### Given instruction
Scan the material for the word "выбравших", and copy each line where it shows up.
-- begin Raw records --
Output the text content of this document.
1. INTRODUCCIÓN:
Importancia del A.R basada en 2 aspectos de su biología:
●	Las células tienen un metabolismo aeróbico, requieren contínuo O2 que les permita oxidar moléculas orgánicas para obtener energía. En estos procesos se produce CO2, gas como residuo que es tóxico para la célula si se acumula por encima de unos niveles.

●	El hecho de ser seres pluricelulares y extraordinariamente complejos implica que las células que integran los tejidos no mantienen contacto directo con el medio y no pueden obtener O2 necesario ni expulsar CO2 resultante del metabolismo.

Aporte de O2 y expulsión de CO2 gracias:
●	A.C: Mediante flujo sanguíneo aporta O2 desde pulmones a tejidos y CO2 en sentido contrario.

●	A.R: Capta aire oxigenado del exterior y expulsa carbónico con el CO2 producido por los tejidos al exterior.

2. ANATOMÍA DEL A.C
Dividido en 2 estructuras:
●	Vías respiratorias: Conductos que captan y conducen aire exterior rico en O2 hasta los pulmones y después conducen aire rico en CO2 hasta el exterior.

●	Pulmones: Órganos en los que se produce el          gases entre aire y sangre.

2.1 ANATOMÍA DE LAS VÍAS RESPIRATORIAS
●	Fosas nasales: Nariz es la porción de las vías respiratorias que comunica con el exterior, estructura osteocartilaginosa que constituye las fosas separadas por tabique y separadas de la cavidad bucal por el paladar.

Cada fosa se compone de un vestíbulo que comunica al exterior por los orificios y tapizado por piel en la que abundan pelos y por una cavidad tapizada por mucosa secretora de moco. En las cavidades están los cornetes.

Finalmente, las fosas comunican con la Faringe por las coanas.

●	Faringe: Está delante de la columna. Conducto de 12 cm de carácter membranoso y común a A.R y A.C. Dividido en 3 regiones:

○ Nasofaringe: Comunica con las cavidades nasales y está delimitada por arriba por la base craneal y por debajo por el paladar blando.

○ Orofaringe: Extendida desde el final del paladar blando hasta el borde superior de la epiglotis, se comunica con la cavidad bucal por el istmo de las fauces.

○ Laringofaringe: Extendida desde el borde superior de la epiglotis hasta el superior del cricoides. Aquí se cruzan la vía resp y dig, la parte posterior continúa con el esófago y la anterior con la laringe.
-- end Raw records --
-- begin Raw records --
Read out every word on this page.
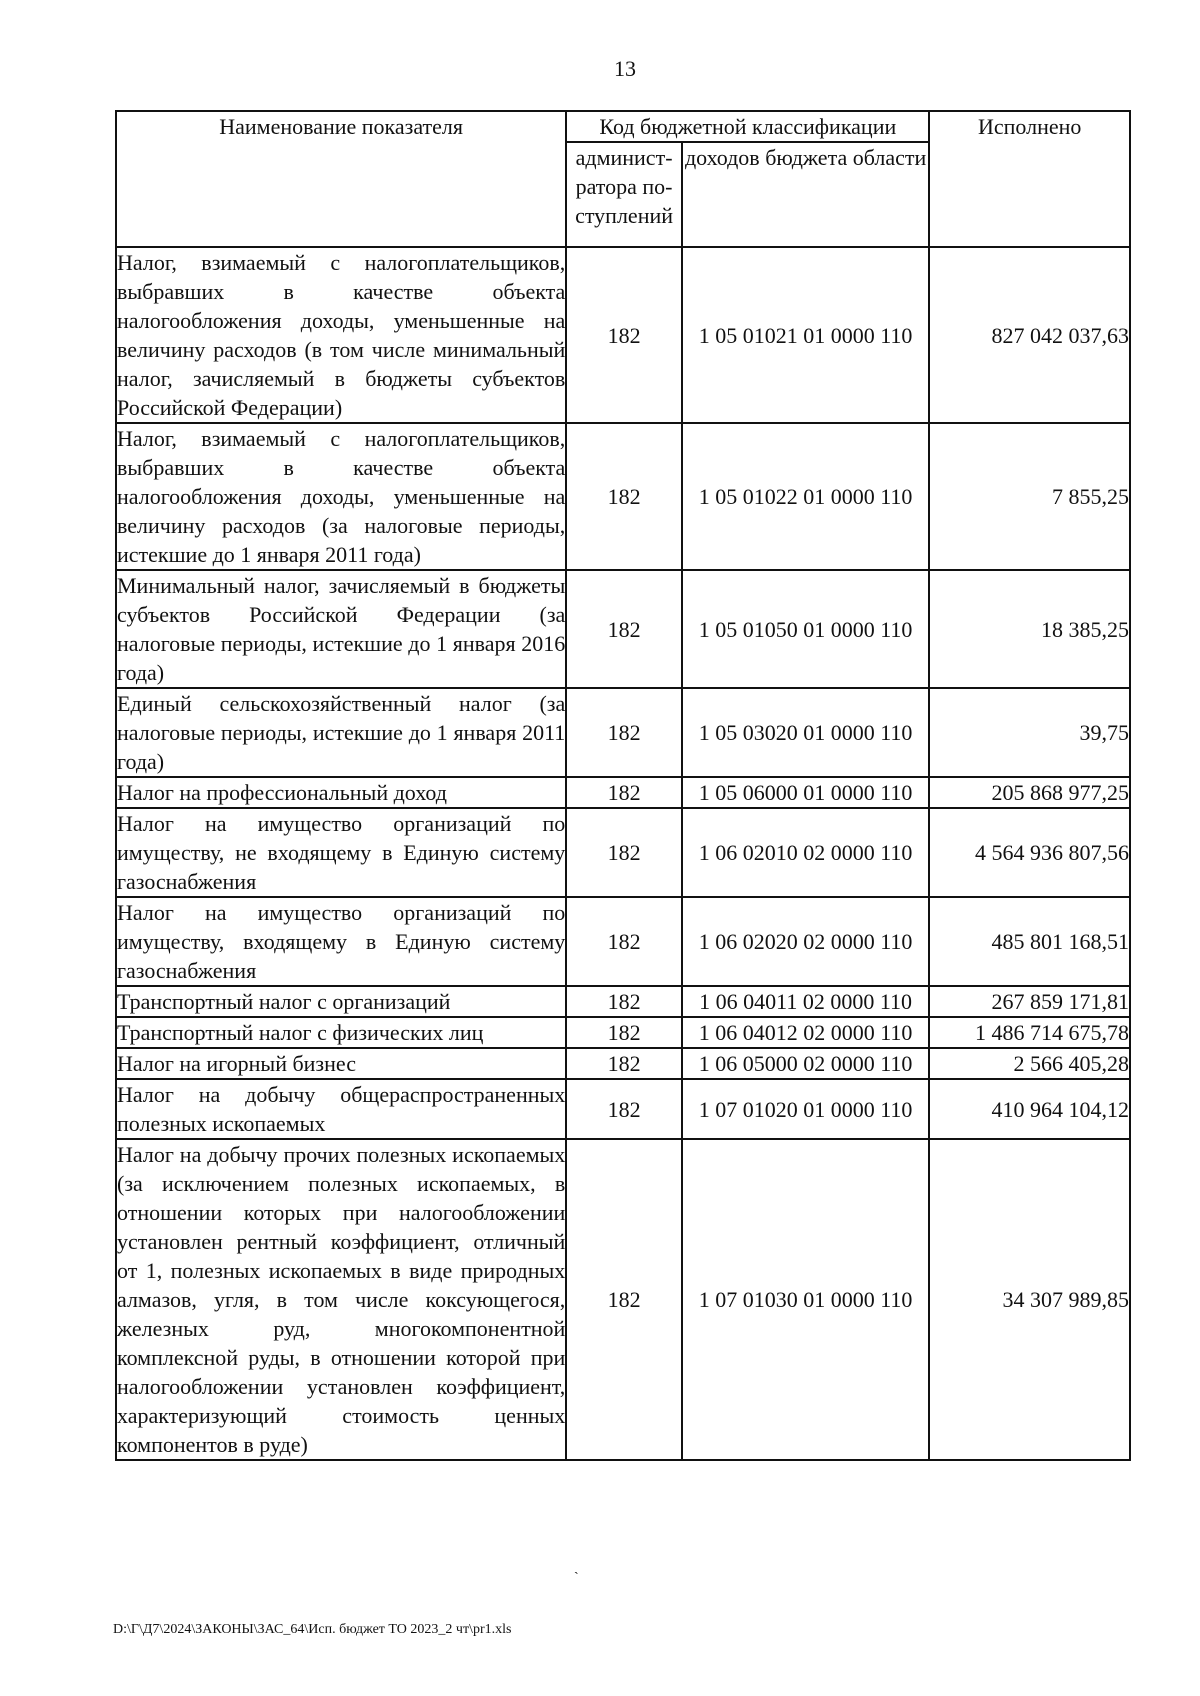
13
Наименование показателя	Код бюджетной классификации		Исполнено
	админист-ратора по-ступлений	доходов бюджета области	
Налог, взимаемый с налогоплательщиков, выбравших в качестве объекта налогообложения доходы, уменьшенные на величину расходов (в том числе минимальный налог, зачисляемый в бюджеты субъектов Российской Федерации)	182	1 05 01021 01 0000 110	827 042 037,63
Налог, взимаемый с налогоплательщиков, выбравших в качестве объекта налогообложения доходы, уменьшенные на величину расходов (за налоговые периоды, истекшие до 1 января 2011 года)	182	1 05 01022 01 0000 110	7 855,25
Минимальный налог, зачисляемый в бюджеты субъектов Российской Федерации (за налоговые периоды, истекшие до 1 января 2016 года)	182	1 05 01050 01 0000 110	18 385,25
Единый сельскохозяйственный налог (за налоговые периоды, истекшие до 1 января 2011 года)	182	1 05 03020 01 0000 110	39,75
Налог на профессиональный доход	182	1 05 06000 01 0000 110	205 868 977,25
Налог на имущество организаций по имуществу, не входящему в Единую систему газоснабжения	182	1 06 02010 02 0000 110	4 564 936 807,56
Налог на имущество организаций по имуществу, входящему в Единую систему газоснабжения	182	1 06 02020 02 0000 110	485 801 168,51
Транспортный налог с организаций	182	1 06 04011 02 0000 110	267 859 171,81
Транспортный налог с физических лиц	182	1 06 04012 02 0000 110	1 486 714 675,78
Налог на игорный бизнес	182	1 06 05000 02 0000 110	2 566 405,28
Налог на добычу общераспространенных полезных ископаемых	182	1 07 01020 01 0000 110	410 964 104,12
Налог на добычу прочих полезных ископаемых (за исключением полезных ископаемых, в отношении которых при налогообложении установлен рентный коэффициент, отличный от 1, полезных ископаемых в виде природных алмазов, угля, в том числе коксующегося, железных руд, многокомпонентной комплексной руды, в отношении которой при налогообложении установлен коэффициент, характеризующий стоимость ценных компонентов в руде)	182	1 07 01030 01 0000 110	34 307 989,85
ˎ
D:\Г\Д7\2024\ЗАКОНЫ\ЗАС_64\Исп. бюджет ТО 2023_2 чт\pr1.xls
-- end Raw records --
### Output of the exercise
Налог, взимаемый с налогоплательщиков, выбравших в качестве объекта налогообложения доходы, уменьшенные на величину расходов (в том числе минимальный налог, зачисляемый в бюджеты субъектов Российской Федерации)	182	1 05 01021 01 0000 110	827 042 037,63
Налог, взимаемый с налогоплательщиков, выбравших в качестве объекта налогообложения доходы, уменьшенные на величину расходов (за налоговые периоды, истекшие до 1 января 2011 года)	182	1 05 01022 01 0000 110	7 855,25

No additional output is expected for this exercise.